── RECORD SET ──

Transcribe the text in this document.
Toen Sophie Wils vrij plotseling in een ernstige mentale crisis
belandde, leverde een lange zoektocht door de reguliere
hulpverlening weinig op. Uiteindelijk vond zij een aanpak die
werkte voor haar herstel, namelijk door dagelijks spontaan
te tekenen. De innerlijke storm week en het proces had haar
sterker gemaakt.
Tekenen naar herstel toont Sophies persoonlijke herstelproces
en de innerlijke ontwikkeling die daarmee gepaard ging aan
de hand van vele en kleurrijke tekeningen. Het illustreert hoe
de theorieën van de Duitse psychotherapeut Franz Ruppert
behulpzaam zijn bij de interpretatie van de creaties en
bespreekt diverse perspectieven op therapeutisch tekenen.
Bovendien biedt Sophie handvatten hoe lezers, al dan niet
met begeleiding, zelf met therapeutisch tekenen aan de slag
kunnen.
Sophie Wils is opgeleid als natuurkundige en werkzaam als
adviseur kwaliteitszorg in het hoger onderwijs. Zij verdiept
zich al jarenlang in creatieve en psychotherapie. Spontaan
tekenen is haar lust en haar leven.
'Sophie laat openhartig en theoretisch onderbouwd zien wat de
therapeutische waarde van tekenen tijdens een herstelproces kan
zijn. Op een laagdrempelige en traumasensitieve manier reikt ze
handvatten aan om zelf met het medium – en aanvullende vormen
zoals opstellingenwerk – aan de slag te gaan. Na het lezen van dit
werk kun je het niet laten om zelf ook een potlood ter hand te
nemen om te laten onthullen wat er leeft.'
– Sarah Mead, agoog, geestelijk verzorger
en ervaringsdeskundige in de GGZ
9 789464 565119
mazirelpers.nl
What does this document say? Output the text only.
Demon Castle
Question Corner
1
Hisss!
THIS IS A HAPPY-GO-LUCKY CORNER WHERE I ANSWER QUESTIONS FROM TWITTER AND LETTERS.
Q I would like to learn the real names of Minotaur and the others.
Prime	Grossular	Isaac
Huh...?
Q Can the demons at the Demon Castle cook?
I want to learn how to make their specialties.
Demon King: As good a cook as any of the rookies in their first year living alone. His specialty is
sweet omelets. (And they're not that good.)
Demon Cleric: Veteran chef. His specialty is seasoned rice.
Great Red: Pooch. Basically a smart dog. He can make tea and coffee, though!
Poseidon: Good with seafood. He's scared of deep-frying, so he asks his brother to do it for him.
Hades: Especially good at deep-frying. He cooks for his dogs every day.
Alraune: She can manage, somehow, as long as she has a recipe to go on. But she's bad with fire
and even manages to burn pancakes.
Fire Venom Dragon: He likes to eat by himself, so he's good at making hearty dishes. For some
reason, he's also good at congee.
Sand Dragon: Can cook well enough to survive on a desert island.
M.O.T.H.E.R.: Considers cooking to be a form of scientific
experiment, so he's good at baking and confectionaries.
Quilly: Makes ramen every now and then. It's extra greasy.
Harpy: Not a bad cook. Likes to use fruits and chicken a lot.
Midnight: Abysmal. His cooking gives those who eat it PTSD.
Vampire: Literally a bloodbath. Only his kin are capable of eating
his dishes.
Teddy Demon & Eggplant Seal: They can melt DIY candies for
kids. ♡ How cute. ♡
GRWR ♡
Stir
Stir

───

■ GIVEN PROBLEM ■
Write out all the entries exactly.

■ SOLUTION TO THIS PROBLEM ■
Transcribe the text in this document.
Toen Sophie Wils vrij plotseling in een ernstige mentale crisis
belandde, leverde een lange zoektocht door de reguliere
hulpverlening weinig op. Uiteindelijk vond zij een aanpak die
werkte voor haar herstel, namelijk door dagelijks spontaan
te tekenen. De innerlijke storm week en het proces had haar
sterker gemaakt.
Tekenen naar herstel toont Sophies persoonlijke herstelproces
en de innerlijke ontwikkeling die daarmee gepaard ging aan
de hand van vele en kleurrijke tekeningen. Het illustreert hoe
de theorieën van de Duitse psychotherapeut Franz Ruppert
behulpzaam zijn bij de interpretatie van de creaties en
bespreekt diverse perspectieven op therapeutisch tekenen.
Bovendien biedt Sophie handvatten hoe lezers, al dan niet
met begeleiding, zelf met therapeutisch tekenen aan de slag
kunnen.
Sophie Wils is opgeleid als natuurkundige en werkzaam als
adviseur kwaliteitszorg in het hoger onderwijs. Zij verdiept
zich al jarenlang in creatieve en psychotherapie. Spontaan
tekenen is haar lust en haar leven.
'Sophie laat openhartig en theoretisch onderbouwd zien wat de
therapeutische waarde van tekenen tijdens een herstelproces kan
zijn. Op een laagdrempelige en traumasensitieve manier reikt ze
handvatten aan om zelf met het medium – en aanvullende vormen
zoals opstellingenwerk – aan de slag te gaan. Na het lezen van dit
werk kun je het niet laten om zelf ook een potlood ter hand te
nemen om te laten onthullen wat er leeft.'
– Sarah Mead, agoog, geestelijk verzorger
en ervaringsdeskundige in de GGZ
9 789464 565119
mazirelpers.nl
What does this document say? Output the text only.
Demon Castle
Question Corner
1
Hisss!
THIS IS A HAPPY-GO-LUCKY CORNER WHERE I ANSWER QUESTIONS FROM TWITTER AND LETTERS.
Q I would like to learn the real names of Minotaur and the others.
Prime	Grossular	Isaac
Huh...?
Q Can the demons at the Demon Castle cook?
I want to learn how to make their specialties.
Demon King: As good a cook as any of the rookies in their first year living alone. His specialty is
sweet omelets. (And they're not that good.)
Demon Cleric: Veteran chef. His specialty is seasoned rice.
Great Red: Pooch. Basically a smart dog. He can make tea and coffee, though!
Poseidon: Good with seafood. He's scared of deep-frying, so he asks his brother to do it for him.
Hades: Especially good at deep-frying. He cooks for his dogs every day.
Alraune: She can manage, somehow, as long as she has a recipe to go on. But she's bad with fire
and even manages to burn pancakes.
Fire Venom Dragon: He likes to eat by himself, so he's good at making hearty dishes. For some
reason, he's also good at congee.
Sand Dragon: Can cook well enough to survive on a desert island.
M.O.T.H.E.R.: Considers cooking to be a form of scientific
experiment, so he's good at baking and confectionaries.
Quilly: Makes ramen every now and then. It's extra greasy.
Harpy: Not a bad cook. Likes to use fruits and chicken a lot.
Midnight: Abysmal. His cooking gives those who eat it PTSD.
Vampire: Literally a bloodbath. Only his kin are capable of eating
his dishes.
Teddy Demon & Eggplant Seal: They can melt DIY candies for
kids. ♡ How cute. ♡
GRWR ♡
Stir
Stir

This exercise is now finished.